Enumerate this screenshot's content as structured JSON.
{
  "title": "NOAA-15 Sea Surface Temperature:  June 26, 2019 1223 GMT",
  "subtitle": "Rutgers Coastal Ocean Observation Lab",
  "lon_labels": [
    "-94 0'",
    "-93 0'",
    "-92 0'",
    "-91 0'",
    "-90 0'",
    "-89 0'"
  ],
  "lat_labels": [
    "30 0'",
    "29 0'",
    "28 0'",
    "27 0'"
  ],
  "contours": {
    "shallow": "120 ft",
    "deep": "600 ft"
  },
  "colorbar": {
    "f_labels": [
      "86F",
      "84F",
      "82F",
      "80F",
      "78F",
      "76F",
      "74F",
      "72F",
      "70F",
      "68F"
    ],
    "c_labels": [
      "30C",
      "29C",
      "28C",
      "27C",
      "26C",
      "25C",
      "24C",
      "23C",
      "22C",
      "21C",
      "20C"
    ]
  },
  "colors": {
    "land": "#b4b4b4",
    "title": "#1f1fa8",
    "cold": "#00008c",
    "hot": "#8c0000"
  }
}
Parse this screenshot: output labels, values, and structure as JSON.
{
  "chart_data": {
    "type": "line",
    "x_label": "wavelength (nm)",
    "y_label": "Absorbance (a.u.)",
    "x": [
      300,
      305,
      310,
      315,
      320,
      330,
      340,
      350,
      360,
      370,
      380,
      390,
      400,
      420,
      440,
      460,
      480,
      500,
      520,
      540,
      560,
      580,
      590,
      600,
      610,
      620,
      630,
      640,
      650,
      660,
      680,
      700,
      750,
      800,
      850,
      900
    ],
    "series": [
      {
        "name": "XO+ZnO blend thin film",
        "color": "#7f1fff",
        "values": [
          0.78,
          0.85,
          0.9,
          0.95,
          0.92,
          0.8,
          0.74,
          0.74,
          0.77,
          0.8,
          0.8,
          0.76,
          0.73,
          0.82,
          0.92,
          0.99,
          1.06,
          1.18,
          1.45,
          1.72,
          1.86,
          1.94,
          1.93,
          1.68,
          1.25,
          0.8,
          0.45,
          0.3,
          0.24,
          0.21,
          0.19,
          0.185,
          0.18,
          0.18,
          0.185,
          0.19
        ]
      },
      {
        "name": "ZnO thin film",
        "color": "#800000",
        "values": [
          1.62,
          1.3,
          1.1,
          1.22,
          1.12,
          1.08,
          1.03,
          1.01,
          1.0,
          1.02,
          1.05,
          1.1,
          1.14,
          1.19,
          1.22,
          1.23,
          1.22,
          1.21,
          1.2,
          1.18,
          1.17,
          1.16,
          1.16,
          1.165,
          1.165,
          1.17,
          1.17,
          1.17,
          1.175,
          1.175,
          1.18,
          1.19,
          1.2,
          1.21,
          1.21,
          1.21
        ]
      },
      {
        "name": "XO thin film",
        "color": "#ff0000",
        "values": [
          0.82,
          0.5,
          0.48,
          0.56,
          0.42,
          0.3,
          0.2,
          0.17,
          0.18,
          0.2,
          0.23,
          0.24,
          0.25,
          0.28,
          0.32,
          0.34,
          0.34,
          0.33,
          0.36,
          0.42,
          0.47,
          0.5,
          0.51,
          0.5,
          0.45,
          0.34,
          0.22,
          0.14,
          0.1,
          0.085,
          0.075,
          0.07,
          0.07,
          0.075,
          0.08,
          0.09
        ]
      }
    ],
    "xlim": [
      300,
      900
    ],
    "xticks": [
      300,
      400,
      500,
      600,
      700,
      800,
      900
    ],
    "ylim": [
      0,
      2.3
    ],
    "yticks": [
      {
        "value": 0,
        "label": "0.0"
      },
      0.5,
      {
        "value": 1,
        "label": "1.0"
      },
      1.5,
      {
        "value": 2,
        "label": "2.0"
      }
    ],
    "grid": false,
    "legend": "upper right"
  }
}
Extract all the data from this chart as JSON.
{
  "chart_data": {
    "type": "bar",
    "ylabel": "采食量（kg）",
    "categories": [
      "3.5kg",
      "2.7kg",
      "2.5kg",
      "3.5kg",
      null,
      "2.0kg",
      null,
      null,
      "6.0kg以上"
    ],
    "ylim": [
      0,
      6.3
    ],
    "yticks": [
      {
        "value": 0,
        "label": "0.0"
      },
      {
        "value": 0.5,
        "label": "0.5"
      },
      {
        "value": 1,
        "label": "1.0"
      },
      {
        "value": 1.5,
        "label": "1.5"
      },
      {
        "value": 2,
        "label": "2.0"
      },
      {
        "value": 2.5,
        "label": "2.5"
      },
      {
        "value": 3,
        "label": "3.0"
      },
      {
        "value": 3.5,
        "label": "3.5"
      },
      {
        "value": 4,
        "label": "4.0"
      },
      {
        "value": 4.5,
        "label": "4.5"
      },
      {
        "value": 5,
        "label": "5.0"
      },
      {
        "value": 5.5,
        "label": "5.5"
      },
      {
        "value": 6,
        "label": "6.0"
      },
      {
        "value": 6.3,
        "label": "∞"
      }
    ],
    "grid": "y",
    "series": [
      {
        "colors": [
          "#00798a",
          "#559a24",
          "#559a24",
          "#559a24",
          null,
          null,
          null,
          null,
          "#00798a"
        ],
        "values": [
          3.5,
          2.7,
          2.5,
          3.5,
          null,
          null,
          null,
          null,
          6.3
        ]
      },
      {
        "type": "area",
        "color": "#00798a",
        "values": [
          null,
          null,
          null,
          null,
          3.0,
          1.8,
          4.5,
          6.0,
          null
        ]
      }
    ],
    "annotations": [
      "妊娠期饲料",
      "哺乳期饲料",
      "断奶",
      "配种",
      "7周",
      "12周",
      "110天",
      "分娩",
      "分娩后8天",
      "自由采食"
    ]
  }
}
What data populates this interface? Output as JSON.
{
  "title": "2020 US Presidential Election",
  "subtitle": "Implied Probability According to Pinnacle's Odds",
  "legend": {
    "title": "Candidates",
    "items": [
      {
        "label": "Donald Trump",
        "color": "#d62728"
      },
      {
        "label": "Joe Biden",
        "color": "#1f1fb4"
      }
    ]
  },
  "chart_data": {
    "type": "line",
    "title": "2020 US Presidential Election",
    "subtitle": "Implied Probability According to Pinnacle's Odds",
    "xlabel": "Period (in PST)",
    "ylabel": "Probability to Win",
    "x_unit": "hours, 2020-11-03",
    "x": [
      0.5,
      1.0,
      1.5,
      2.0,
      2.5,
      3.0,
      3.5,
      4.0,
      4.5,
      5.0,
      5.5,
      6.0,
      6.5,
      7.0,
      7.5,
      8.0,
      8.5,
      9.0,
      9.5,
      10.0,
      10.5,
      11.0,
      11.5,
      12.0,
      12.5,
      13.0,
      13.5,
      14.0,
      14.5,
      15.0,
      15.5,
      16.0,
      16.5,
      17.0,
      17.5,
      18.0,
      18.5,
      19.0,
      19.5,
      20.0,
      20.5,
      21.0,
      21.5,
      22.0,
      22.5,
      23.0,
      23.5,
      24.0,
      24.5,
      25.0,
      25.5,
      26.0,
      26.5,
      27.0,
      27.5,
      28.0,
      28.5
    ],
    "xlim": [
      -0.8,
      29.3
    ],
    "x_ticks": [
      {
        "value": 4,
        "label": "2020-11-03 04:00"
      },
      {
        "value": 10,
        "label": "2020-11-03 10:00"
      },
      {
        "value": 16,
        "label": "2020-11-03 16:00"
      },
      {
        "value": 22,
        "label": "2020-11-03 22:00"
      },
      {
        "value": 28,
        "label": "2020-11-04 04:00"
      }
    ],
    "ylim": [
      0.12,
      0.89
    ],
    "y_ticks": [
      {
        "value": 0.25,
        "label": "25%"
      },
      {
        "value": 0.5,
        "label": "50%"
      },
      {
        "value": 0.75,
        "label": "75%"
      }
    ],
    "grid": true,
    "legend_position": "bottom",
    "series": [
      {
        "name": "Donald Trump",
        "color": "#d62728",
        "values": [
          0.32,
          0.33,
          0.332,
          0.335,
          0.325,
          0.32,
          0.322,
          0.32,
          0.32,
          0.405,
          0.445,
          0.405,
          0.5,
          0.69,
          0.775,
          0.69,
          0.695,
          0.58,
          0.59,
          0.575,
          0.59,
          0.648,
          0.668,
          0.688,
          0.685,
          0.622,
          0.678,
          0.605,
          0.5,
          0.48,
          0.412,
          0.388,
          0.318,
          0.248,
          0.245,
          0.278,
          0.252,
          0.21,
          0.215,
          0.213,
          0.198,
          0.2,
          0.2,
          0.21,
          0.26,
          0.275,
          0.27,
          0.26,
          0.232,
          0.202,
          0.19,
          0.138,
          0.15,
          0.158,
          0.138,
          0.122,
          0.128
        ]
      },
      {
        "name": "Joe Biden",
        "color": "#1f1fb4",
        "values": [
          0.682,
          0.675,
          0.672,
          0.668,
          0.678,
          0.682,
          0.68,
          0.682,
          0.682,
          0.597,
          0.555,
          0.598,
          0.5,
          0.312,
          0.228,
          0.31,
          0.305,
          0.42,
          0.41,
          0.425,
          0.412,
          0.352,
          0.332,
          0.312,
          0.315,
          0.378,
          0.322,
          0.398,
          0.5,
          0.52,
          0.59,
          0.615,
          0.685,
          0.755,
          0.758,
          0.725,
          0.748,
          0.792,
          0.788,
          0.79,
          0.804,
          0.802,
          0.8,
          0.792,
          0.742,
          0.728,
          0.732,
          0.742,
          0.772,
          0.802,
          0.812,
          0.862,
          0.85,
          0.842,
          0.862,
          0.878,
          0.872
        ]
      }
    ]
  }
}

> Objective: Search the lines above for the string "screenshot" and copy each line that has it.

> Solution for this task:
Enumerate this screenshot's content as structured JSON.
Parse this screenshot: output labels, values, and structure as JSON.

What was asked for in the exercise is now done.